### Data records

--- BEGIN ---

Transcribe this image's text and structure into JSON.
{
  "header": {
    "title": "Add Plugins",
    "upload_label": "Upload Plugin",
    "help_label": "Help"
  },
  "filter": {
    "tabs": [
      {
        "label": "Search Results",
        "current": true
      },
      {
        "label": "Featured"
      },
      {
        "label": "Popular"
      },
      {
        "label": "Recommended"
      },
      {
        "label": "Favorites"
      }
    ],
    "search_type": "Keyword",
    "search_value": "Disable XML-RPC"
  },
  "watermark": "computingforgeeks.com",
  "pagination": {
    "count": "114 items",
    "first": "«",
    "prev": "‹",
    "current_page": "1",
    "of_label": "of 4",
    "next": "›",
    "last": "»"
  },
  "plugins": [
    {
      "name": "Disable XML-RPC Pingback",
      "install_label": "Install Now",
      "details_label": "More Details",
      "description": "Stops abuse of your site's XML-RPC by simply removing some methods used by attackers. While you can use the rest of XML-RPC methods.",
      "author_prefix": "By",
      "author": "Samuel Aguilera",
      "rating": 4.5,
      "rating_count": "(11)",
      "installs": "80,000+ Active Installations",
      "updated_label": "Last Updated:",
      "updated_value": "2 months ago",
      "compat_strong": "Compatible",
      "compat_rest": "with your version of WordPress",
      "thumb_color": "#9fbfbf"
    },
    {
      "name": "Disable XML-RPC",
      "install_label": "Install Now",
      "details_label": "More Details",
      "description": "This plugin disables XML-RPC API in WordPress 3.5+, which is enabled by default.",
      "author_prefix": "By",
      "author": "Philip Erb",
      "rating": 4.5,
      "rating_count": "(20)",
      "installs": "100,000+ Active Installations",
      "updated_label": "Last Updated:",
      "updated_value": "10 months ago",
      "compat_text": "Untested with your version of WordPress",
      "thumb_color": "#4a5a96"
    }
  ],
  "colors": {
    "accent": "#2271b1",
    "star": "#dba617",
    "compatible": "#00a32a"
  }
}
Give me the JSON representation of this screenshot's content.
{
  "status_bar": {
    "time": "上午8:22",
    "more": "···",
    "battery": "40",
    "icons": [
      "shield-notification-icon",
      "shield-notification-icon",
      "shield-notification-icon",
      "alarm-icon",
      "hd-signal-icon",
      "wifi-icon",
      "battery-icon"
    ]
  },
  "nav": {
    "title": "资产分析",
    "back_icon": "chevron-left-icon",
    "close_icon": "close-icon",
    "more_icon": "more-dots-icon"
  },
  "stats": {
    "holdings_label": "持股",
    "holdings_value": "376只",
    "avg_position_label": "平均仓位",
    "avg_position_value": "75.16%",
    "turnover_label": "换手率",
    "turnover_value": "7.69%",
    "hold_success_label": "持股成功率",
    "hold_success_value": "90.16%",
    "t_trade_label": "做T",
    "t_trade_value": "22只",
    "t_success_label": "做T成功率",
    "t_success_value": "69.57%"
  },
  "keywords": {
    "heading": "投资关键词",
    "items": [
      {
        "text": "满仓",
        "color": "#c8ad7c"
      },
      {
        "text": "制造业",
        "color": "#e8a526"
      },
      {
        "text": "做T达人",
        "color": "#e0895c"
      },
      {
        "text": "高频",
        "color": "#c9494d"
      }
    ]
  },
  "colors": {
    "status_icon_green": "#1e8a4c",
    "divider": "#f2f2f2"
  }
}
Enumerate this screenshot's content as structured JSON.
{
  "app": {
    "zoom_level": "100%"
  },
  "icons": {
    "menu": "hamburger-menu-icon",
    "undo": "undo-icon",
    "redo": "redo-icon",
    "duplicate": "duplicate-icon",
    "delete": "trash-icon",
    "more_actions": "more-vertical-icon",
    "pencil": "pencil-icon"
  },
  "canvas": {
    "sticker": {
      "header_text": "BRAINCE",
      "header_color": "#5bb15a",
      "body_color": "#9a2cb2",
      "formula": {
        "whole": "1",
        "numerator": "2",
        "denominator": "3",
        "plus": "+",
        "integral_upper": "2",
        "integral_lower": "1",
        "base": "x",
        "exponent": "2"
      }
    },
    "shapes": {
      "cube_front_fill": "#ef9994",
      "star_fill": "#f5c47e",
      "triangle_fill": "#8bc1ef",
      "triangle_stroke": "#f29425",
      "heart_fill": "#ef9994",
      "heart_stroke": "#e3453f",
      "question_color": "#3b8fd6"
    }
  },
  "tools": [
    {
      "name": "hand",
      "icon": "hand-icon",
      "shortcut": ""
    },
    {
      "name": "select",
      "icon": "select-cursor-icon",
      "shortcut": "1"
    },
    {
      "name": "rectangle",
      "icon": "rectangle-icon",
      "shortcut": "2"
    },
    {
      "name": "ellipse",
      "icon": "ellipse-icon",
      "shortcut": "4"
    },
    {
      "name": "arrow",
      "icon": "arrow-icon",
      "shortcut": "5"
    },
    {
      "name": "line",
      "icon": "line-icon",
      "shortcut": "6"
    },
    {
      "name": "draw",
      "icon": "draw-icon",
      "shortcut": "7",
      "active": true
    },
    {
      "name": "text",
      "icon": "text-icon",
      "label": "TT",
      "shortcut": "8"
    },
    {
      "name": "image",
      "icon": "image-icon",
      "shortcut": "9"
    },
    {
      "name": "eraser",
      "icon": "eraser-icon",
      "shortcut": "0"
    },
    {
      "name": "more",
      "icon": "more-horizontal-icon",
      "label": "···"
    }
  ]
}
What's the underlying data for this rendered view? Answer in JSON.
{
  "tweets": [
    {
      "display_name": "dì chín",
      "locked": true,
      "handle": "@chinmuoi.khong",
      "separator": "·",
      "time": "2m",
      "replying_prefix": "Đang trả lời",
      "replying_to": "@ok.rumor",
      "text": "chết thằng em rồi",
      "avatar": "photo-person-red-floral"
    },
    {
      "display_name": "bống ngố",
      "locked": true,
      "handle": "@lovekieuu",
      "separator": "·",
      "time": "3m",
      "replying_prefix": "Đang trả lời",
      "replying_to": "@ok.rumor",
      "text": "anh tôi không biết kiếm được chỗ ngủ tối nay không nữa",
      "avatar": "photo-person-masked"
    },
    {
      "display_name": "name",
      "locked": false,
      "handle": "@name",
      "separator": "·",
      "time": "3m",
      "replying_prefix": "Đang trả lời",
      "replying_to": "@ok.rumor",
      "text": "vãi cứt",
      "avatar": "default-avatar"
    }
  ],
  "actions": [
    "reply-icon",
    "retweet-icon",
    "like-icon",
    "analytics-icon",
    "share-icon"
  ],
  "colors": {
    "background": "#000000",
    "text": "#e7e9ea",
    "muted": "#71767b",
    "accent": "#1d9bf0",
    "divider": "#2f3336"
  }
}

--- END ---

Return all of the data precisely as it appears.

Transcribe this image's text and structure into JSON.
{
  "header": {
    "title": "Add Plugins",
    "upload_label": "Upload Plugin",
    "help_label": "Help"
  },
  "filter": {
    "tabs": [
      {
        "label": "Search Results",
        "current": true
      },
      {
        "label": "Featured"
      },
      {
        "label": "Popular"
      },
      {
        "label": "Recommended"
      },
      {
        "label": "Favorites"
      }
    ],
    "search_type": "Keyword",
    "search_value": "Disable XML-RPC"
  },
  "watermark": "computingforgeeks.com",
  "pagination": {
    "count": "114 items",
    "first": "«",
    "prev": "‹",
    "current_page": "1",
    "of_label": "of 4",
    "next": "›",
    "last": "»"
  },
  "plugins": [
    {
      "name": "Disable XML-RPC Pingback",
      "install_label": "Install Now",
      "details_label": "More Details",
      "description": "Stops abuse of your site's XML-RPC by simply removing some methods used by attackers. While you can use the rest of XML-RPC methods.",
      "author_prefix": "By",
      "author": "Samuel Aguilera",
      "rating": 4.5,
      "rating_count": "(11)",
      "installs": "80,000+ Active Installations",
      "updated_label": "Last Updated:",
      "updated_value": "2 months ago",
      "compat_strong": "Compatible",
      "compat_rest": "with your version of WordPress",
      "thumb_color": "#9fbfbf"
    },
    {
      "name": "Disable XML-RPC",
      "install_label": "Install Now",
      "details_label": "More Details",
      "description": "This plugin disables XML-RPC API in WordPress 3.5+, which is enabled by default.",
      "author_prefix": "By",
      "author": "Philip Erb",
      "rating": 4.5,
      "rating_count": "(20)",
      "installs": "100,000+ Active Installations",
      "updated_label": "Last Updated:",
      "updated_value": "10 months ago",
      "compat_text": "Untested with your version of WordPress",
      "thumb_color": "#4a5a96"
    }
  ],
  "colors": {
    "accent": "#2271b1",
    "star": "#dba617",
    "compatible": "#00a32a"
  }
}
Give me the JSON representation of this screenshot's content.
{
  "status_bar": {
    "time": "上午8:22",
    "more": "···",
    "battery": "40",
    "icons": [
      "shield-notification-icon",
      "shield-notification-icon",
      "shield-notification-icon",
      "alarm-icon",
      "hd-signal-icon",
      "wifi-icon",
      "battery-icon"
    ]
  },
  "nav": {
    "title": "资产分析",
    "back_icon": "chevron-left-icon",
    "close_icon": "close-icon",
    "more_icon": "more-dots-icon"
  },
  "stats": {
    "holdings_label": "持股",
    "holdings_value": "376只",
    "avg_position_label": "平均仓位",
    "avg_position_value": "75.16%",
    "turnover_label": "换手率",
    "turnover_value": "7.69%",
    "hold_success_label": "持股成功率",
    "hold_success_value": "90.16%",
    "t_trade_label": "做T",
    "t_trade_value": "22只",
    "t_success_label": "做T成功率",
    "t_success_value": "69.57%"
  },
  "keywords": {
    "heading": "投资关键词",
    "items": [
      {
        "text": "满仓",
        "color": "#c8ad7c"
      },
      {
        "text": "制造业",
        "color": "#e8a526"
      },
      {
        "text": "做T达人",
        "color": "#e0895c"
      },
      {
        "text": "高频",
        "color": "#c9494d"
      }
    ]
  },
  "colors": {
    "status_icon_green": "#1e8a4c",
    "divider": "#f2f2f2"
  }
}
Enumerate this screenshot's content as structured JSON.
{
  "app": {
    "zoom_level": "100%"
  },
  "icons": {
    "menu": "hamburger-menu-icon",
    "undo": "undo-icon",
    "redo": "redo-icon",
    "duplicate": "duplicate-icon",
    "delete": "trash-icon",
    "more_actions": "more-vertical-icon",
    "pencil": "pencil-icon"
  },
  "canvas": {
    "sticker": {
      "header_text": "BRAINCE",
      "header_color": "#5bb15a",
      "body_color": "#9a2cb2",
      "formula": {
        "whole": "1",
        "numerator": "2",
        "denominator": "3",
        "plus": "+",
        "integral_upper": "2",
        "integral_lower": "1",
        "base": "x",
        "exponent": "2"
      }
    },
    "shapes": {
      "cube_front_fill": "#ef9994",
      "star_fill": "#f5c47e",
      "triangle_fill": "#8bc1ef",
      "triangle_stroke": "#f29425",
      "heart_fill": "#ef9994",
      "heart_stroke": "#e3453f",
      "question_color": "#3b8fd6"
    }
  },
  "tools": [
    {
      "name": "hand",
      "icon": "hand-icon",
      "shortcut": ""
    },
    {
      "name": "select",
      "icon": "select-cursor-icon",
      "shortcut": "1"
    },
    {
      "name": "rectangle",
      "icon": "rectangle-icon",
      "shortcut": "2"
    },
    {
      "name": "ellipse",
      "icon": "ellipse-icon",
      "shortcut": "4"
    },
    {
      "name": "arrow",
      "icon": "arrow-icon",
      "shortcut": "5"
    },
    {
      "name": "line",
      "icon": "line-icon",
      "shortcut": "6"
    },
    {
      "name": "draw",
      "icon": "draw-icon",
      "shortcut": "7",
      "active": true
    },
    {
      "name": "text",
      "icon": "text-icon",
      "label": "TT",
      "shortcut": "8"
    },
    {
      "name": "image",
      "icon": "image-icon",
      "shortcut": "9"
    },
    {
      "name": "eraser",
      "icon": "eraser-icon",
      "shortcut": "0"
    },
    {
      "name": "more",
      "icon": "more-horizontal-icon",
      "label": "···"
    }
  ]
}
What's the underlying data for this rendered view? Answer in JSON.
{
  "tweets": [
    {
      "display_name": "dì chín",
      "locked": true,
      "handle": "@chinmuoi.khong",
      "separator": "·",
      "time": "2m",
      "replying_prefix": "Đang trả lời",
      "replying_to": "@ok.rumor",
      "text": "chết thằng em rồi",
      "avatar": "photo-person-red-floral"
    },
    {
      "display_name": "bống ngố",
      "locked": true,
      "handle": "@lovekieuu",
      "separator": "·",
      "time": "3m",
      "replying_prefix": "Đang trả lời",
      "replying_to": "@ok.rumor",
      "text": "anh tôi không biết kiếm được chỗ ngủ tối nay không nữa",
      "avatar": "photo-person-masked"
    },
    {
      "display_name": "name",
      "locked": false,
      "handle": "@name",
      "separator": "·",
      "time": "3m",
      "replying_prefix": "Đang trả lời",
      "replying_to": "@ok.rumor",
      "text": "vãi cứt",
      "avatar": "default-avatar"
    }
  ],
  "actions": [
    "reply-icon",
    "retweet-icon",
    "like-icon",
    "analytics-icon",
    "share-icon"
  ],
  "colors": {
    "background": "#000000",
    "text": "#e7e9ea",
    "muted": "#71767b",
    "accent": "#1d9bf0",
    "divider": "#2f3336"
  }
}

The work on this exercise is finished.